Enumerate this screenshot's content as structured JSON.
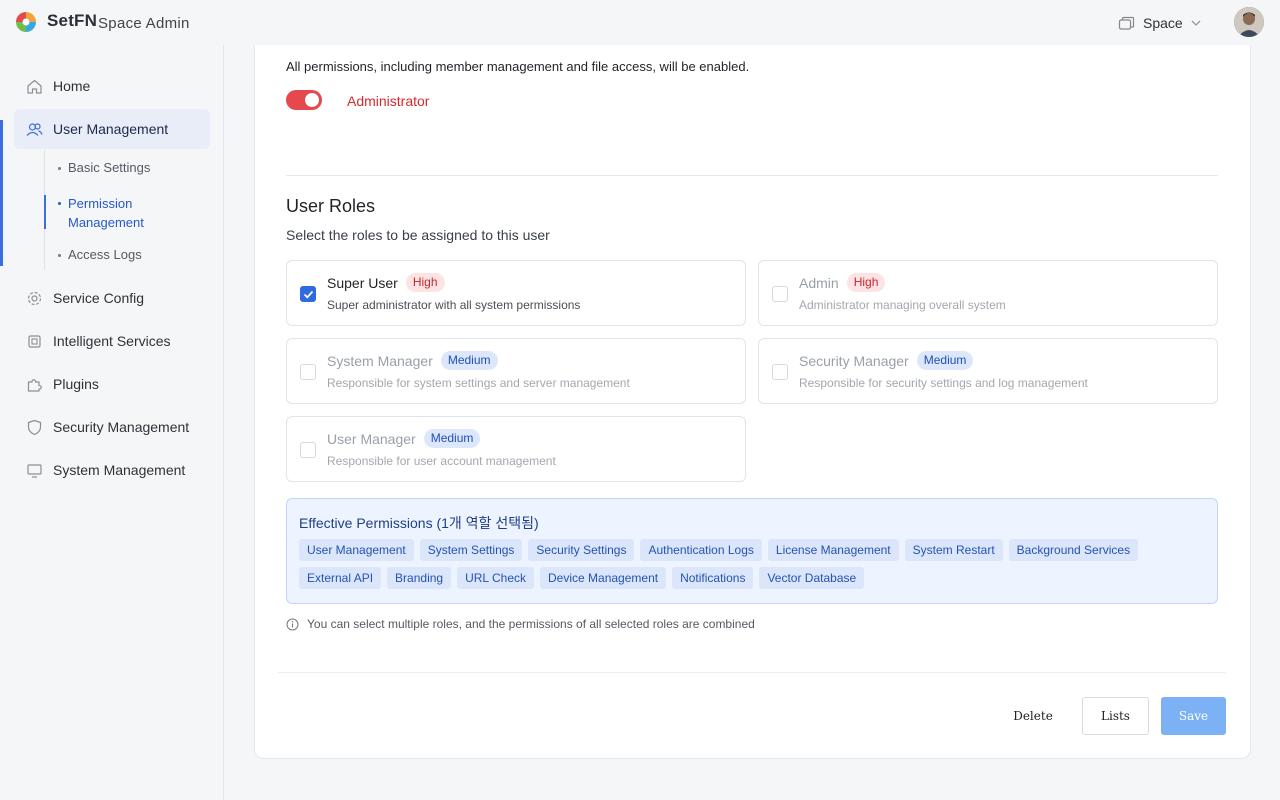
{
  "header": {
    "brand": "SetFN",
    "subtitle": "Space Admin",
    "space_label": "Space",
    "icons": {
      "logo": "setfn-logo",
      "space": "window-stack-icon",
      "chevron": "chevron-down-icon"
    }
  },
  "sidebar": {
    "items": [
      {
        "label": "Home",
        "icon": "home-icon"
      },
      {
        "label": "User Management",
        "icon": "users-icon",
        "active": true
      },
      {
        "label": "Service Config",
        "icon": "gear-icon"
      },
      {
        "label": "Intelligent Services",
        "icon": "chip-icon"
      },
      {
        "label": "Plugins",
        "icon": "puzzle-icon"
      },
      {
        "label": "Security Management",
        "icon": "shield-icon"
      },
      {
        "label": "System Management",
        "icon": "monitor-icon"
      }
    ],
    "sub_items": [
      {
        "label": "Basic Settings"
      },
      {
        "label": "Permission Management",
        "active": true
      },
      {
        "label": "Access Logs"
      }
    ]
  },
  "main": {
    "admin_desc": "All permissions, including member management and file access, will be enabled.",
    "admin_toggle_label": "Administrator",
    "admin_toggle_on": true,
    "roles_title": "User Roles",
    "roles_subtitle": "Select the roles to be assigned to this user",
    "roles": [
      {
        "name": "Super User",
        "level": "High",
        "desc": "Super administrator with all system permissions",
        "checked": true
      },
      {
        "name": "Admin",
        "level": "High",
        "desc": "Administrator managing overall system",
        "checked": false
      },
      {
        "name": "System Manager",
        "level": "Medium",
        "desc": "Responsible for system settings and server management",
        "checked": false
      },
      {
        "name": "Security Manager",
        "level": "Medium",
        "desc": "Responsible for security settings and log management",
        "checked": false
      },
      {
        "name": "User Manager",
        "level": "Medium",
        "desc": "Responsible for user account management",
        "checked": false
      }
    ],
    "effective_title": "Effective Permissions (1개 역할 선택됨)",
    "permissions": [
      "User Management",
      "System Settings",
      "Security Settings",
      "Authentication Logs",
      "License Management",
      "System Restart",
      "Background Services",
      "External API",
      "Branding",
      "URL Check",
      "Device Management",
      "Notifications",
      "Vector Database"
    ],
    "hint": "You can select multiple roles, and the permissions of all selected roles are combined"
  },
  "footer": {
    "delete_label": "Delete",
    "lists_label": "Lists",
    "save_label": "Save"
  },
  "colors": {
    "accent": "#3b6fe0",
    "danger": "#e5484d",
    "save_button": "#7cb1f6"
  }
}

■ Task goal ■
List each line of the entries that holds the string "Super".

■ Task solution ■
        "name": "Super User",
        "desc": "Super administrator with all system permissions",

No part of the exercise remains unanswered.